### Task statement
The answer must consist of every line from the entries below that contains the word "VIII".

### Data for this task
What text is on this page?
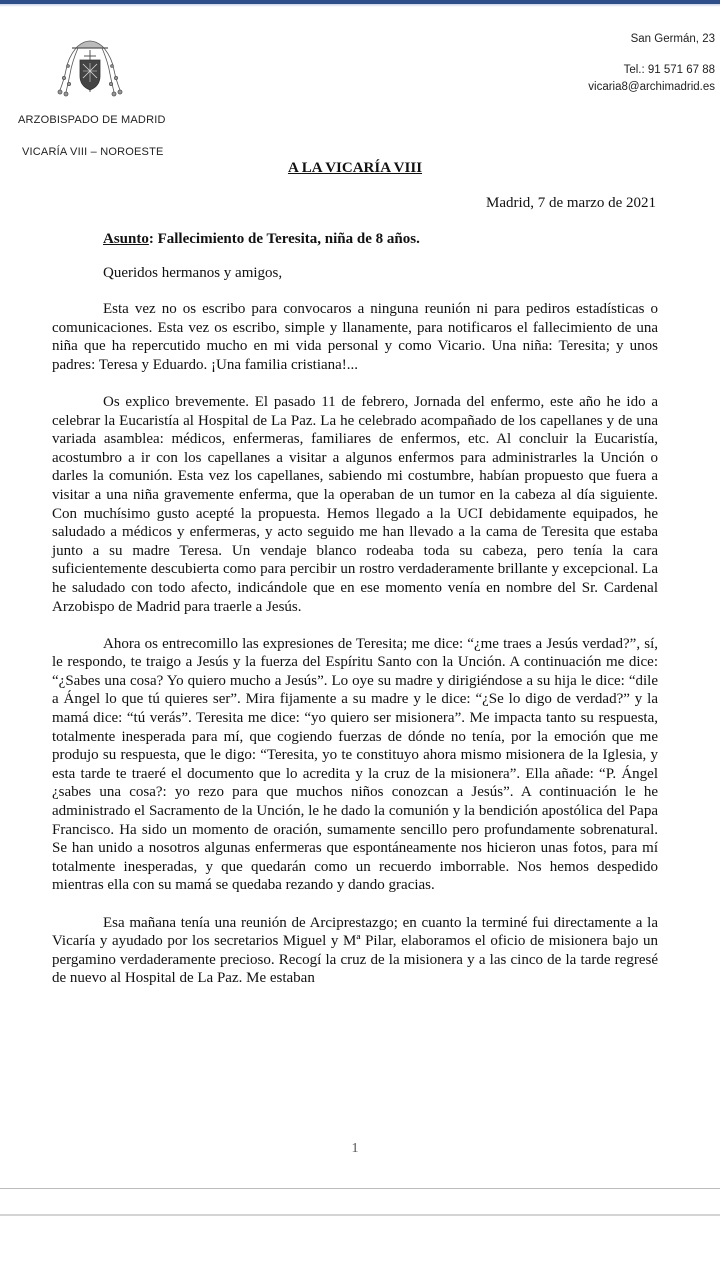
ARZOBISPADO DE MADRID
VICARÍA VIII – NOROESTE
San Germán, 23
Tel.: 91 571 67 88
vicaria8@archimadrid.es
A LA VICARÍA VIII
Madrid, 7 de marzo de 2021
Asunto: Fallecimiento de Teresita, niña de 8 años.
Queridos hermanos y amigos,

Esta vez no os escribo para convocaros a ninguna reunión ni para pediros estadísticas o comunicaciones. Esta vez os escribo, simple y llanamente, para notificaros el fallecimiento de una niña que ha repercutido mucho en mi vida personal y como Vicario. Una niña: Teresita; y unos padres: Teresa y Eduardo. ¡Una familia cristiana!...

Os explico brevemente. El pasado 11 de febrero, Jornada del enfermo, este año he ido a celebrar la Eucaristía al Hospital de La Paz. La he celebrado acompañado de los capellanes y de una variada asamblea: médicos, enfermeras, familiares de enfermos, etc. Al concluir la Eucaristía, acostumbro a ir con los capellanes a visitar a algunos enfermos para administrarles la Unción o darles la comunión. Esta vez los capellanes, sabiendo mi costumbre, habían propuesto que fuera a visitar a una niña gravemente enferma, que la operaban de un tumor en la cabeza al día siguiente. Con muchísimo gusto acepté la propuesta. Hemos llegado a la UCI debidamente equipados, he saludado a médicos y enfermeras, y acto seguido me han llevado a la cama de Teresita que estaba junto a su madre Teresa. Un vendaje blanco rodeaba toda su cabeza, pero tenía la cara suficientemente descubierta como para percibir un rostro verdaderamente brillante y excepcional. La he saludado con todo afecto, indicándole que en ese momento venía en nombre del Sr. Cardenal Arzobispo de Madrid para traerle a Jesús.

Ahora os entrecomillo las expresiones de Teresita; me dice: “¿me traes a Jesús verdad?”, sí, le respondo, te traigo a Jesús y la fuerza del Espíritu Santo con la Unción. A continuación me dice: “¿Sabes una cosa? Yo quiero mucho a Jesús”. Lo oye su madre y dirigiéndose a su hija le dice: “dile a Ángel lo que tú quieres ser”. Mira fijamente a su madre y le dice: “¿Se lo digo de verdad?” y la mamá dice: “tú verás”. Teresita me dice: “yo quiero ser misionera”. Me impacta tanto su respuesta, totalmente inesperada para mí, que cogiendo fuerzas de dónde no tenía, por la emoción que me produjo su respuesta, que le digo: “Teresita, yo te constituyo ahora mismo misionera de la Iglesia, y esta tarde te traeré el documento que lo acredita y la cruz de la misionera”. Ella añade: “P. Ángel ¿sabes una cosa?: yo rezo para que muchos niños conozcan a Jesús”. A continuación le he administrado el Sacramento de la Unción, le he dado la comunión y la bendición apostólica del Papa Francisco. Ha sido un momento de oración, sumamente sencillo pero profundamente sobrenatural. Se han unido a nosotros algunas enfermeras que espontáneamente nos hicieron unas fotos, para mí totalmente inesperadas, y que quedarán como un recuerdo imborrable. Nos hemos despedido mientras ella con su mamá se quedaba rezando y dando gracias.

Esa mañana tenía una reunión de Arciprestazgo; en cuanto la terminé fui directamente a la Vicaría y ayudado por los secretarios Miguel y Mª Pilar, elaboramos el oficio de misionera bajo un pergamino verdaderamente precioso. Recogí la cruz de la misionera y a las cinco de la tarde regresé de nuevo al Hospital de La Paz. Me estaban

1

### Your response
VICARÍA VIII – NOROESTE
A LA VICARÍA VIII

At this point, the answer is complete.